◆ **RECORDED DATA**:
┌──

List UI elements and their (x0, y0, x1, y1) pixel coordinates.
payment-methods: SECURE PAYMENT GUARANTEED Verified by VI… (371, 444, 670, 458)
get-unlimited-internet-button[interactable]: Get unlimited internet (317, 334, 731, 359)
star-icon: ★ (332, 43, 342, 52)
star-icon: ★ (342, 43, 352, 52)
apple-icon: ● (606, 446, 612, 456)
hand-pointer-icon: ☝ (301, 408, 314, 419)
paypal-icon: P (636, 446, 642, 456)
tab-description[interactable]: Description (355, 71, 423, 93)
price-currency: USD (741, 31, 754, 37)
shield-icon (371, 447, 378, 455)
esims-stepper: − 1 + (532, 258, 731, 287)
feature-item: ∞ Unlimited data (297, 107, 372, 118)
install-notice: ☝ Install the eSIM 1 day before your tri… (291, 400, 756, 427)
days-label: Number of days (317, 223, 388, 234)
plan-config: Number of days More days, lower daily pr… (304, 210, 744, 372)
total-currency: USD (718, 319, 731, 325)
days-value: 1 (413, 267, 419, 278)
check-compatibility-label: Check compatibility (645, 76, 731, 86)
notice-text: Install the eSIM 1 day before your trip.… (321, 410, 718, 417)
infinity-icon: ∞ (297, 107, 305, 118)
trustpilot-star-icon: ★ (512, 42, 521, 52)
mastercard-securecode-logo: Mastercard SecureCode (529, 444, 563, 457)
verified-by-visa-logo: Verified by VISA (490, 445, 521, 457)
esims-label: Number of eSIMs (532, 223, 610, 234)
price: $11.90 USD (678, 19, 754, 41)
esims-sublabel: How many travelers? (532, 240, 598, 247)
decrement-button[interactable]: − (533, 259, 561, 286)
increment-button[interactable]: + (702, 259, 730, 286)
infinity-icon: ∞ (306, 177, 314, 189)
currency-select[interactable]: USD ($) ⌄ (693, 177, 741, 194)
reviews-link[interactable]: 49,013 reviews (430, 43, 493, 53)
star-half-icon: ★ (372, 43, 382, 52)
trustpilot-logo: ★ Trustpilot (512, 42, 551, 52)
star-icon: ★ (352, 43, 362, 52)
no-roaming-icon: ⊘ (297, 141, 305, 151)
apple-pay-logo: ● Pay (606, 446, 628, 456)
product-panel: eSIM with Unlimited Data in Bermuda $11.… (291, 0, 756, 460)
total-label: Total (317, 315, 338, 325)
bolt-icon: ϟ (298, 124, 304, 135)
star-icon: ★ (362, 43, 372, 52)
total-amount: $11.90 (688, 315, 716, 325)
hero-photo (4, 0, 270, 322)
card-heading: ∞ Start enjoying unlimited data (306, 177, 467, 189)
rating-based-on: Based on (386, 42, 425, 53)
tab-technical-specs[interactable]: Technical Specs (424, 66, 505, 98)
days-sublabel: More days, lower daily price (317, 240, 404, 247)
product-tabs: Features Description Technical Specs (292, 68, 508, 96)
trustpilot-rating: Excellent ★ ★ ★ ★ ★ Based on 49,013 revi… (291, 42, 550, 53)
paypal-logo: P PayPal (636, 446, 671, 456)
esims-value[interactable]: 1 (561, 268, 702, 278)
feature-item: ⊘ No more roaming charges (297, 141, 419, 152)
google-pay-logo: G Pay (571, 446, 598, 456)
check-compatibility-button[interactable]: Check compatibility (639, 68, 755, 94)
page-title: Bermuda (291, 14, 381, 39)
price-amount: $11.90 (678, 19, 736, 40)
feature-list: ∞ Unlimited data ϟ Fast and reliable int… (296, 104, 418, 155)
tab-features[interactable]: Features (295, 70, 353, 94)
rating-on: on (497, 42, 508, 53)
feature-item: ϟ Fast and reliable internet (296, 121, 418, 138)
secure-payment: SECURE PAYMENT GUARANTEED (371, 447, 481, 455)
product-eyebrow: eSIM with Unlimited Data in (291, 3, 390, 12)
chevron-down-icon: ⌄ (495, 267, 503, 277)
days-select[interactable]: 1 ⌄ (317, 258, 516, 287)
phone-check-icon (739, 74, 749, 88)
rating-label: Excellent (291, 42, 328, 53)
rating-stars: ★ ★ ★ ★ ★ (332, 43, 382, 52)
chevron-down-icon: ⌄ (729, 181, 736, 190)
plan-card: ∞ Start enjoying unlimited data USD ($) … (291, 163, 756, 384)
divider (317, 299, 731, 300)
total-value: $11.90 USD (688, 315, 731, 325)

└──

◆ **YOUR TASK**:
Copy every row above word for word, with no changes.

◆ **ANSWER FOR THE TASK**:
List UI elements and their (x0, y0, x1, y1) pixel coordinates.
payment-methods: SECURE PAYMENT GUARANTEED Verified by VI… (371, 444, 670, 458)
get-unlimited-internet-button[interactable]: Get unlimited internet (317, 334, 731, 359)
star-icon: ★ (332, 43, 342, 52)
star-icon: ★ (342, 43, 352, 52)
apple-icon: ● (606, 446, 612, 456)
hand-pointer-icon: ☝ (301, 408, 314, 419)
paypal-icon: P (636, 446, 642, 456)
tab-description[interactable]: Description (355, 71, 423, 93)
price-currency: USD (741, 31, 754, 37)
shield-icon (371, 447, 378, 455)
esims-stepper: − 1 + (532, 258, 731, 287)
feature-item: ∞ Unlimited data (297, 107, 372, 118)
install-notice: ☝ Install the eSIM 1 day before your tri… (291, 400, 756, 427)
days-label: Number of days (317, 223, 388, 234)
plan-config: Number of days More days, lower daily pr… (304, 210, 744, 372)
total-currency: USD (718, 319, 731, 325)
days-value: 1 (413, 267, 419, 278)
check-compatibility-label: Check compatibility (645, 76, 731, 86)
notice-text: Install the eSIM 1 day before your trip.… (321, 410, 718, 417)
infinity-icon: ∞ (297, 107, 305, 118)
trustpilot-star-icon: ★ (512, 42, 521, 52)
mastercard-securecode-logo: Mastercard SecureCode (529, 444, 563, 457)
verified-by-visa-logo: Verified by VISA (490, 445, 521, 457)
esims-label: Number of eSIMs (532, 223, 610, 234)
price: $11.90 USD (678, 19, 754, 41)
esims-sublabel: How many travelers? (532, 240, 598, 247)
decrement-button[interactable]: − (533, 259, 561, 286)
increment-button[interactable]: + (702, 259, 730, 286)
infinity-icon: ∞ (306, 177, 314, 189)
currency-select[interactable]: USD ($) ⌄ (693, 177, 741, 194)
reviews-link[interactable]: 49,013 reviews (430, 43, 493, 53)
star-half-icon: ★ (372, 43, 382, 52)
trustpilot-logo: ★ Trustpilot (512, 42, 551, 52)
star-icon: ★ (352, 43, 362, 52)
no-roaming-icon: ⊘ (297, 141, 305, 151)
apple-pay-logo: ● Pay (606, 446, 628, 456)
product-panel: eSIM with Unlimited Data in Bermuda $11.… (291, 0, 756, 460)
total-label: Total (317, 315, 338, 325)
bolt-icon: ϟ (298, 124, 304, 135)
star-icon: ★ (362, 43, 372, 52)
total-amount: $11.90 (688, 315, 716, 325)
hero-photo (4, 0, 270, 322)
card-heading: ∞ Start enjoying unlimited data (306, 177, 467, 189)
rating-based-on: Based on (386, 42, 425, 53)
tab-technical-specs[interactable]: Technical Specs (424, 66, 505, 98)
days-sublabel: More days, lower daily price (317, 240, 404, 247)
product-tabs: Features Description Technical Specs (292, 68, 508, 96)
trustpilot-rating: Excellent ★ ★ ★ ★ ★ Based on 49,013 revi… (291, 42, 550, 53)
paypal-logo: P PayPal (636, 446, 671, 456)
esims-value[interactable]: 1 (561, 268, 702, 278)
feature-item: ⊘ No more roaming charges (297, 141, 419, 152)
google-pay-logo: G Pay (571, 446, 598, 456)
check-compatibility-button[interactable]: Check compatibility (639, 68, 755, 94)
page-title: Bermuda (291, 14, 381, 39)
price-amount: $11.90 (678, 19, 736, 40)
feature-list: ∞ Unlimited data ϟ Fast and reliable int… (296, 104, 418, 155)
tab-features[interactable]: Features (295, 70, 353, 94)
rating-on: on (497, 42, 508, 53)
feature-item: ϟ Fast and reliable internet (296, 121, 418, 138)
secure-payment: SECURE PAYMENT GUARANTEED (371, 447, 481, 455)
product-eyebrow: eSIM with Unlimited Data in (291, 3, 390, 12)
chevron-down-icon: ⌄ (495, 267, 503, 277)
days-select[interactable]: 1 ⌄ (317, 258, 516, 287)
phone-check-icon (739, 74, 749, 88)
rating-label: Excellent (291, 42, 328, 53)
rating-stars: ★ ★ ★ ★ ★ (332, 43, 382, 52)
chevron-down-icon: ⌄ (729, 181, 736, 190)
plan-card: ∞ Start enjoying unlimited data USD ($) … (291, 163, 756, 384)
divider (317, 299, 731, 300)
total-value: $11.90 USD (688, 315, 731, 325)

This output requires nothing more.